## JOB
Repeat every line below exactly, word for word.

----------------------------------------

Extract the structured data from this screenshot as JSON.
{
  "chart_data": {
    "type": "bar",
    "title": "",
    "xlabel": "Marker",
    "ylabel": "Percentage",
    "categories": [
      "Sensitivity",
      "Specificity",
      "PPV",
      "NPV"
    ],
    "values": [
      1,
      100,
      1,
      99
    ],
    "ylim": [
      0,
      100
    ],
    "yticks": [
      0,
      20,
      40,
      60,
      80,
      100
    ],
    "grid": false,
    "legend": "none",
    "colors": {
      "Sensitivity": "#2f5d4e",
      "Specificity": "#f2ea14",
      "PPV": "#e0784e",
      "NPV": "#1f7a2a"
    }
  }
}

----------------------------------------

## OUTPUT FOR THIS TASK
Extract the structured data from this screenshot as JSON.
{
  "chart_data": {
    "type": "bar",
    "title": "",
    "xlabel": "Marker",
    "ylabel": "Percentage",
    "categories": [
      "Sensitivity",
      "Specificity",
      "PPV",
      "NPV"
    ],
    "values": [
      1,
      100,
      1,
      99
    ],
    "ylim": [
      0,
      100
    ],
    "yticks": [
      0,
      20,
      40,
      60,
      80,
      100
    ],
    "grid": false,
    "legend": "none",
    "colors": {
      "Sensitivity": "#2f5d4e",
      "Specificity": "#f2ea14",
      "PPV": "#e0784e",
      "NPV": "#1f7a2a"
    }
  }
}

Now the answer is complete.